WORK TO BE COMPLETED -
From the entries below, copy every line that holds the word "Distancia".

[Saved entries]

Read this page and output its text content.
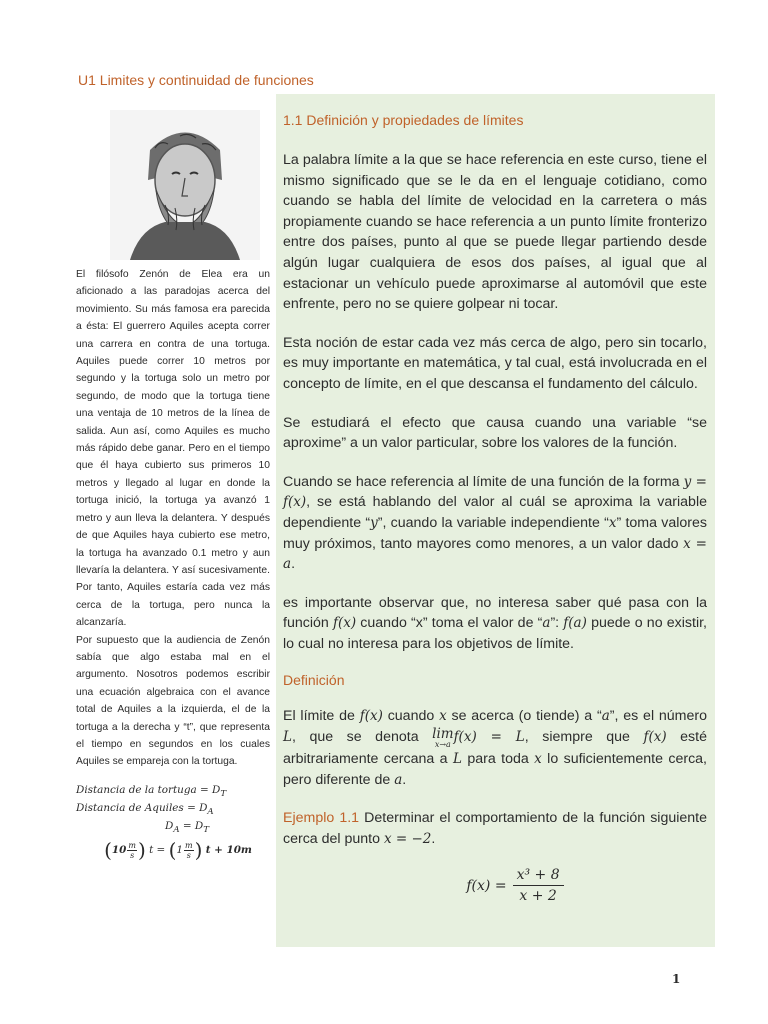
U1 Limites y continuidad de funciones

El filósofo Zenón de Elea era un aficionado a las paradojas acerca del movimiento. Su más famosa era parecida a ésta: El guerrero Aquiles acepta correr una carrera en contra de una tortuga. Aquiles puede correr 10 metros por segundo y la tortuga solo un metro por segundo, de modo que la tortuga tiene una ventaja de 10 metros de la línea de salida. Aun así, como Aquiles es mucho más rápido debe ganar. Pero en el tiempo que él haya cubierto sus primeros 10 metros y llegado al lugar en donde la tortuga inició, la tortuga ya avanzó 1 metro y aun lleva la delantera. Y después de que Aquiles haya cubierto ese metro, la tortuga ha avanzado 0.1 metro y aun llevaría la delantera. Y así sucesivamente. Por tanto, Aquiles estaría cada vez más cerca de la tortuga, pero nunca la alcanzaría.

Por supuesto que la audiencia de Zenón sabía que algo estaba mal en el argumento. Nosotros podemos escribir una ecuación algebraica con el avance total de Aquiles a la izquierda, el de la tortuga a la derecha y “t”, que representa el tiempo en segundos en los cuales Aquiles se empareja con la tortuga.

Distancia de la tortuga = $D_T$
Distancia de Aquiles = $D_A$
$D_A = D_T$
( $10 \frac{m}{s}$ )
t =
( $1 \frac{m}{s}$ )
t + 10m
1.1 Definición y propiedades de límites

La palabra límite a la que se hace referencia en este curso, tiene el mismo significado que se le da en el lenguaje cotidiano, como cuando se habla del límite de velocidad en la carretera o más propiamente cuando se hace referencia a un punto límite fronterizo entre dos países, punto al que se puede llegar partiendo desde algún lugar cualquiera de esos dos países, al igual que al estacionar un vehículo puede aproximarse al automóvil que este enfrente, pero no se quiere golpear ni tocar.

Esta noción de estar cada vez más cerca de algo, pero sin tocarlo, es muy importante en matemática, y tal cual, está involucrada en el concepto de límite, en el que descansa el fundamento del cálculo.

Se estudiará el efecto que causa cuando una variable “se aproxime” a un valor particular, sobre los valores de la función.

Cuando se hace referencia al límite de una función de la forma y = f(x), se está hablando del valor al cuál se aproxima la variable dependiente “y”, cuando la variable independiente “x” toma valores muy próximos, tanto mayores como menores, a un valor dado x = a.

es importante observar que, no interesa saber qué pasa con la función f(x) cuando “x” toma el valor de “a”: f(a) puede o no existir, lo cual no interesa para los objetivos de límite.

Definición

El límite de f(x) cuando x se acerca (o tiende) a “a”, es el número L, que se denota lim
x→a f(x) = L, siempre que f(x) esté arbitrariamente cercana a L para toda x lo suficientemente cerca, pero diferente de a.

Ejemplo 1.1 Determinar el comportamiento de la función siguiente cerca del punto x = −2.

$f(x) = \frac{\text{x³ + 8}}{x + 2}$
1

EXERCISE ANSWER -
Distancia de la tortuga = $D_T$
Distancia de Aquiles = $D_A$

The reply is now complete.